Search the data below for the word "entrada" and copy each line that holds it.

# Start of Recorded data

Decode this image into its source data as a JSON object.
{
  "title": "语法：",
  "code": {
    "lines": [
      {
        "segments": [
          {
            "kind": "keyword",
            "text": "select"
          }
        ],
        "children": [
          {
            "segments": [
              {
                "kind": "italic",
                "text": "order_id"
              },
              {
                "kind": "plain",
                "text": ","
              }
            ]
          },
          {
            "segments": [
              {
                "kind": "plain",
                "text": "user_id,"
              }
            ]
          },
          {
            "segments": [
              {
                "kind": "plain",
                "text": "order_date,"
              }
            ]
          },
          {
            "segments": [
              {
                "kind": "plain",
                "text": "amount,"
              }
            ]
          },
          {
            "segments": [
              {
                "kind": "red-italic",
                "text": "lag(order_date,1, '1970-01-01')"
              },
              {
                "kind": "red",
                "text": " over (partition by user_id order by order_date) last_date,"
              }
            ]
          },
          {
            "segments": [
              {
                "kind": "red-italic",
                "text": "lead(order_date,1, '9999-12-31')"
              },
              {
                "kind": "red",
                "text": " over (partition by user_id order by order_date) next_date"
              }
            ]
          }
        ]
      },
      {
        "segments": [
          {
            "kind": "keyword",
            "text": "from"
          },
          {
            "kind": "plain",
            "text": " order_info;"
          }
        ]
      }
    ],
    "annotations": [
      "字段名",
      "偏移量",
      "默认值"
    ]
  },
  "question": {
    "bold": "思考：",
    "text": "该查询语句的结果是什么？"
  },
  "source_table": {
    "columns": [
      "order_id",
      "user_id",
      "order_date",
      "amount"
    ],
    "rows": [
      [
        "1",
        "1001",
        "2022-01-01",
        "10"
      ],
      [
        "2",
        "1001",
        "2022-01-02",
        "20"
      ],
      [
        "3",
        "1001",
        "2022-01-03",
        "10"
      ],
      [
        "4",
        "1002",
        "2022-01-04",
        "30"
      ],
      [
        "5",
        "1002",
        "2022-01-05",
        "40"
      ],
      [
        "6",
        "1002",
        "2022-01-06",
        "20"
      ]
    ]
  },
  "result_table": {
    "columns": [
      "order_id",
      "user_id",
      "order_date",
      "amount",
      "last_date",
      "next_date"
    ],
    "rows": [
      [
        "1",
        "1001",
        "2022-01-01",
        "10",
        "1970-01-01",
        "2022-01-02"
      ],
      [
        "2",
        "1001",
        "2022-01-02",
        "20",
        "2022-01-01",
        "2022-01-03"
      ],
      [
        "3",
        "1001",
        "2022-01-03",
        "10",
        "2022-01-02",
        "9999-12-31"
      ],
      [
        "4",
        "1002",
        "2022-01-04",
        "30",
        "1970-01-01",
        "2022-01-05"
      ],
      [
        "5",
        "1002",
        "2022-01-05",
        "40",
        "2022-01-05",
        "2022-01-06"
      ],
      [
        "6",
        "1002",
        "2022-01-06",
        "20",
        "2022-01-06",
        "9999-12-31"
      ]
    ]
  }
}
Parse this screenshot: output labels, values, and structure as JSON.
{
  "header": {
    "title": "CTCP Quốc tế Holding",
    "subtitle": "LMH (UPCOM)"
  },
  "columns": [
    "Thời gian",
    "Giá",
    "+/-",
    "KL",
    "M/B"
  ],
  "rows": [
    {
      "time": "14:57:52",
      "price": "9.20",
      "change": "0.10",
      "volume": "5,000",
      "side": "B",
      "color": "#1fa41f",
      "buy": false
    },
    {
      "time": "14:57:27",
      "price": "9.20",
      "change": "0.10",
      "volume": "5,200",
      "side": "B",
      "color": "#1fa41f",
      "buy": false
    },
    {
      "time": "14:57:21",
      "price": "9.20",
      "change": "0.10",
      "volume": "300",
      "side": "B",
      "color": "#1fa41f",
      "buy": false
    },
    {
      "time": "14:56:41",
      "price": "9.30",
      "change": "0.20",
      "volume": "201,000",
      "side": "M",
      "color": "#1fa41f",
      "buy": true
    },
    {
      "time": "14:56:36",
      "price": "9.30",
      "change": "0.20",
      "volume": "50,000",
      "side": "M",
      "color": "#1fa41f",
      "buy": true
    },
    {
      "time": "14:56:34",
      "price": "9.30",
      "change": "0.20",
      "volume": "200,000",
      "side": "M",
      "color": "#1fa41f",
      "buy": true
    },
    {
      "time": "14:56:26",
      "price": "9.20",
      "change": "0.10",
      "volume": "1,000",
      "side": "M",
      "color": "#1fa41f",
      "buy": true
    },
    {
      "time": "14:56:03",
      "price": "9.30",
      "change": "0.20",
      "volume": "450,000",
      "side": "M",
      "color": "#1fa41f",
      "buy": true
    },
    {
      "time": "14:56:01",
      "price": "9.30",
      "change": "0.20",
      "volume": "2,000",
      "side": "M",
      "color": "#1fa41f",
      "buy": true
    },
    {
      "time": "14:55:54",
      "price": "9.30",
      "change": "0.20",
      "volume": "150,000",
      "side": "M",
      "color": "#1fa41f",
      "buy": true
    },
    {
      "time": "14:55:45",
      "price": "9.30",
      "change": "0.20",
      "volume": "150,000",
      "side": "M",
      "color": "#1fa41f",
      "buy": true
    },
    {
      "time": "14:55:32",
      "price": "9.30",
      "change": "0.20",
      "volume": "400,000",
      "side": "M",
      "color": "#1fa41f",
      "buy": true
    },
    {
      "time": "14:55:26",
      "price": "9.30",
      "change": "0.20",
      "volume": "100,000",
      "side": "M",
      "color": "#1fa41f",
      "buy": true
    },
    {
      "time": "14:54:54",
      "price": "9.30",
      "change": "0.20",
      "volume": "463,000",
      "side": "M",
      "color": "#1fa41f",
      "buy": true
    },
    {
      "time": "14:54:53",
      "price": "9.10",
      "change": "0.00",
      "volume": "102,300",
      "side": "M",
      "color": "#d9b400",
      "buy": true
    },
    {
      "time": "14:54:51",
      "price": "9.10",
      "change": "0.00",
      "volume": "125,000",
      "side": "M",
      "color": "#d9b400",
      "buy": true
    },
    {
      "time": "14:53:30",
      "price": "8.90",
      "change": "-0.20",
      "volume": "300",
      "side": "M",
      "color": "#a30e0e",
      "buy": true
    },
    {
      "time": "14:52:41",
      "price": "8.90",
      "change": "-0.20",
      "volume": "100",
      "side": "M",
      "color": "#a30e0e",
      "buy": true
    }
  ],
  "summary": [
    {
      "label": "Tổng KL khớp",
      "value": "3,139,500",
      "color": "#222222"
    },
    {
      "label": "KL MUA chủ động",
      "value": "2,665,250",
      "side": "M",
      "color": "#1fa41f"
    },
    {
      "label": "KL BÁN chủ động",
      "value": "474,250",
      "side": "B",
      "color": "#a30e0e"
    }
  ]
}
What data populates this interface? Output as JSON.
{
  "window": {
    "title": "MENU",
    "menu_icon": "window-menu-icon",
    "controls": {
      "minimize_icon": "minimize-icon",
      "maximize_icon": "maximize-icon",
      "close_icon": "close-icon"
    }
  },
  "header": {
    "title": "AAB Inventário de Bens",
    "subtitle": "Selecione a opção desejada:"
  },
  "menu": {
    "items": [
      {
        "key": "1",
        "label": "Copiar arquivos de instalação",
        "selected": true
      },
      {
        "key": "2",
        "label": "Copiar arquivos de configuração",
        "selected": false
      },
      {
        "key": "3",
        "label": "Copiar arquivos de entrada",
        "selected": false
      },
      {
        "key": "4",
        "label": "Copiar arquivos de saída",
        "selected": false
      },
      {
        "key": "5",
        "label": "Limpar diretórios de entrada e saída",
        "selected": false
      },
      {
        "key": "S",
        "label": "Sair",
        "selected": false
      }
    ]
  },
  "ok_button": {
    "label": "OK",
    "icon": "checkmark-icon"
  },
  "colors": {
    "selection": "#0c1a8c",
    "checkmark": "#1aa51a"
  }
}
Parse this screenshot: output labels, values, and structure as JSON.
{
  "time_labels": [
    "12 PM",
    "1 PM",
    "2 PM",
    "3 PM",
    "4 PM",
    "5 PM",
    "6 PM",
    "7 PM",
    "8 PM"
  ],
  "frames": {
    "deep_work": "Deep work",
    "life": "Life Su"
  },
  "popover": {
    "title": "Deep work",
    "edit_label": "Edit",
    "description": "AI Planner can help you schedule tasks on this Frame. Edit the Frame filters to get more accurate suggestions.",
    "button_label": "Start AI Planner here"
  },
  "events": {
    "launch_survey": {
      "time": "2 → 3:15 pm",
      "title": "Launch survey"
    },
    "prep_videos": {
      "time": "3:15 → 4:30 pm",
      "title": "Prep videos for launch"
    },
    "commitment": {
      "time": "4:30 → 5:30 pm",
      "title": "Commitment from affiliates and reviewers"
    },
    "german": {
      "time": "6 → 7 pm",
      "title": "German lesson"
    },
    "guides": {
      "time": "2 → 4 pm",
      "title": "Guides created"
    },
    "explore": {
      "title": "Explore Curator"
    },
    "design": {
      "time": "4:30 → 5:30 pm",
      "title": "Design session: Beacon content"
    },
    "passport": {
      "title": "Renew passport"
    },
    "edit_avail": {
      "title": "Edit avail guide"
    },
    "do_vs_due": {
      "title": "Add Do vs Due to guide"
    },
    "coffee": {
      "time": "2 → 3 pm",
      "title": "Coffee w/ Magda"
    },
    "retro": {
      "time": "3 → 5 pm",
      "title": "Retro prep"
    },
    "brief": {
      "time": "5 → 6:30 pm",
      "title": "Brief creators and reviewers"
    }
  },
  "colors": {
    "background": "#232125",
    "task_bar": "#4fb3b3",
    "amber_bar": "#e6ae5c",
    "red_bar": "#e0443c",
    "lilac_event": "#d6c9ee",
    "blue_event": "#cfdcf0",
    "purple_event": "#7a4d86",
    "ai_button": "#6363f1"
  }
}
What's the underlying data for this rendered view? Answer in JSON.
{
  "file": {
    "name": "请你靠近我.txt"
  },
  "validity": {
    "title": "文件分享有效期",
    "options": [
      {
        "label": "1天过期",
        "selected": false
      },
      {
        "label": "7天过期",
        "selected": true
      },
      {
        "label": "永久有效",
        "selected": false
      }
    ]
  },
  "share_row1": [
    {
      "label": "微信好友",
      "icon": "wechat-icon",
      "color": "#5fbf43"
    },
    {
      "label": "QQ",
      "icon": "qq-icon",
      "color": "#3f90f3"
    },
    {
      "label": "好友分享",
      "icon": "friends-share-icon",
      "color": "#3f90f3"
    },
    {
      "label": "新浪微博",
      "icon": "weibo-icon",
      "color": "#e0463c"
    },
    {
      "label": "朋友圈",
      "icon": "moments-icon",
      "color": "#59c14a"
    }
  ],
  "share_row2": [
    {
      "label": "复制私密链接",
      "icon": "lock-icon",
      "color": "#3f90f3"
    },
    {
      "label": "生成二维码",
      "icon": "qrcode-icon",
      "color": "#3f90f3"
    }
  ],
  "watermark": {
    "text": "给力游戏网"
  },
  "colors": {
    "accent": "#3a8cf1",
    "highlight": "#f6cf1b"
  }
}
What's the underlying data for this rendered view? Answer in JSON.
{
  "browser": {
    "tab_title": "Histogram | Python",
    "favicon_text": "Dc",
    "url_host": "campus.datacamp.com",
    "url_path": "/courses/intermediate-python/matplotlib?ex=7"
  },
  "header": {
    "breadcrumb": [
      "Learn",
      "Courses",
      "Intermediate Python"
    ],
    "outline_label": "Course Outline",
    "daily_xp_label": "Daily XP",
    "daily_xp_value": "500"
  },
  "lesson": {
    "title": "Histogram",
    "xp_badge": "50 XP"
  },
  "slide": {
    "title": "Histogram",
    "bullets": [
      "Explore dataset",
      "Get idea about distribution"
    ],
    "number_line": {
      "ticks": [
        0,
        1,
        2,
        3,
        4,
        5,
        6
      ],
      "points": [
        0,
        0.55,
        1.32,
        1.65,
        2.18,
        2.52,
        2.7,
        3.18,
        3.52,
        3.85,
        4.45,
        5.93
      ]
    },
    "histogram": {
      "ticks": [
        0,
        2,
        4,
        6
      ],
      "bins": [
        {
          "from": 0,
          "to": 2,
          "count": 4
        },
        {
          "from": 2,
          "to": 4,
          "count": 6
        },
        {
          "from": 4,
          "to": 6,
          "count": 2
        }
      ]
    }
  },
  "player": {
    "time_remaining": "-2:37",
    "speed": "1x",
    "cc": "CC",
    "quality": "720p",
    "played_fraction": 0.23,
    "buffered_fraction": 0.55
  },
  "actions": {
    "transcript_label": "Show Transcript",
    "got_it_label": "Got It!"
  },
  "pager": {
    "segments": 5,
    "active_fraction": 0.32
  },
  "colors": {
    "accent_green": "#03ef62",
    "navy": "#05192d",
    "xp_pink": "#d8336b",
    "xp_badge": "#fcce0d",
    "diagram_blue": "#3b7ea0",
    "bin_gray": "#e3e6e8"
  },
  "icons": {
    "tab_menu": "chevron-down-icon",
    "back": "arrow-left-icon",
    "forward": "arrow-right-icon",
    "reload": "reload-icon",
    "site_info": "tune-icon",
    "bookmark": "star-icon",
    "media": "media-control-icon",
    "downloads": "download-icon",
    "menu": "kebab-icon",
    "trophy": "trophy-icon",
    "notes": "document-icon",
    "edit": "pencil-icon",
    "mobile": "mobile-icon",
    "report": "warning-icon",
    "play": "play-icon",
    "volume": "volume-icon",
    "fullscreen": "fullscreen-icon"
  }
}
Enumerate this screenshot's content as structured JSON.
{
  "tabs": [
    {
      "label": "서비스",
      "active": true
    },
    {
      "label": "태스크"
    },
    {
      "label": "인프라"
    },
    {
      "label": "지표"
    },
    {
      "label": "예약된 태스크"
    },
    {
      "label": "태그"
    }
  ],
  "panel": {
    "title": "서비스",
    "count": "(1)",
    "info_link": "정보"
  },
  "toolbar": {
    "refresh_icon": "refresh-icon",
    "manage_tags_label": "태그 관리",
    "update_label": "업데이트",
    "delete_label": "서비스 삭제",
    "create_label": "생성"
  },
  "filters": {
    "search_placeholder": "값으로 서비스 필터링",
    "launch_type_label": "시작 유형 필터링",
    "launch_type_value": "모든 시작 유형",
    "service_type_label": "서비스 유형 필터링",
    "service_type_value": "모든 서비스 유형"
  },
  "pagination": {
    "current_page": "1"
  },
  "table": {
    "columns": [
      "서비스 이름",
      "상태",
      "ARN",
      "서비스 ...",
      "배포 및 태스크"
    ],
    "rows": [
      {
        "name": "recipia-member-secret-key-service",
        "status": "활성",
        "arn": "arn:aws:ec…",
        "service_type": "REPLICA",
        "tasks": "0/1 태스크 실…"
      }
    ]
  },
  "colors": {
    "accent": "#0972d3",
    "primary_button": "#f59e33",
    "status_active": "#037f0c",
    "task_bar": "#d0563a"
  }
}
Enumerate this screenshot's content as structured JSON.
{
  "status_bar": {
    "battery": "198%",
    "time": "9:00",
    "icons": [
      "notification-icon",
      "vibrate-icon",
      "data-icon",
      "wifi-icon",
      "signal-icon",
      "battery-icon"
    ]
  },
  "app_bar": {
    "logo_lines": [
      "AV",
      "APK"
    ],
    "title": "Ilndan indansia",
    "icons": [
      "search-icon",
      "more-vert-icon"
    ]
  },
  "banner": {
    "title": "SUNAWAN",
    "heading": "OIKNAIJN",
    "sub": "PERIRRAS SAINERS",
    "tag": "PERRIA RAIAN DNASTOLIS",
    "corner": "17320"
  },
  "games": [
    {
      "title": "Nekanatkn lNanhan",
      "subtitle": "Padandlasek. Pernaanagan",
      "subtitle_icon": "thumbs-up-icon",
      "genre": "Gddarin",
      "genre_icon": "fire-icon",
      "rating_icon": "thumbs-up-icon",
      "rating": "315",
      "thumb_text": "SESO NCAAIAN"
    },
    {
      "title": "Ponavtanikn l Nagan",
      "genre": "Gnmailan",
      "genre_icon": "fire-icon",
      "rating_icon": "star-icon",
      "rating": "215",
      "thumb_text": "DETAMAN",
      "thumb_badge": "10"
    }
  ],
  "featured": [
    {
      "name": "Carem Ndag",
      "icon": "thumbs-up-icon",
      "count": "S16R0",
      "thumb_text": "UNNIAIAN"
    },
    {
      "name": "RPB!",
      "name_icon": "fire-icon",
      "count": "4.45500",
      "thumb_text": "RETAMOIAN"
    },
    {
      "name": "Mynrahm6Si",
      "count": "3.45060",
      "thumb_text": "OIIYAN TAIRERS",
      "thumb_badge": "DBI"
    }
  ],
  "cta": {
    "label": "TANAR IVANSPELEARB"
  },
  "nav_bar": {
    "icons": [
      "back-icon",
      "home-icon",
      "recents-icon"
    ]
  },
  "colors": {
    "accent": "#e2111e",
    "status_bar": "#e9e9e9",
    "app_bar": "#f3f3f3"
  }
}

# End of Recorded data

#### [Solution to this problem]
        "label": "Copiar arquivos de entrada",
        "label": "Limpar diretórios de entrada e saída",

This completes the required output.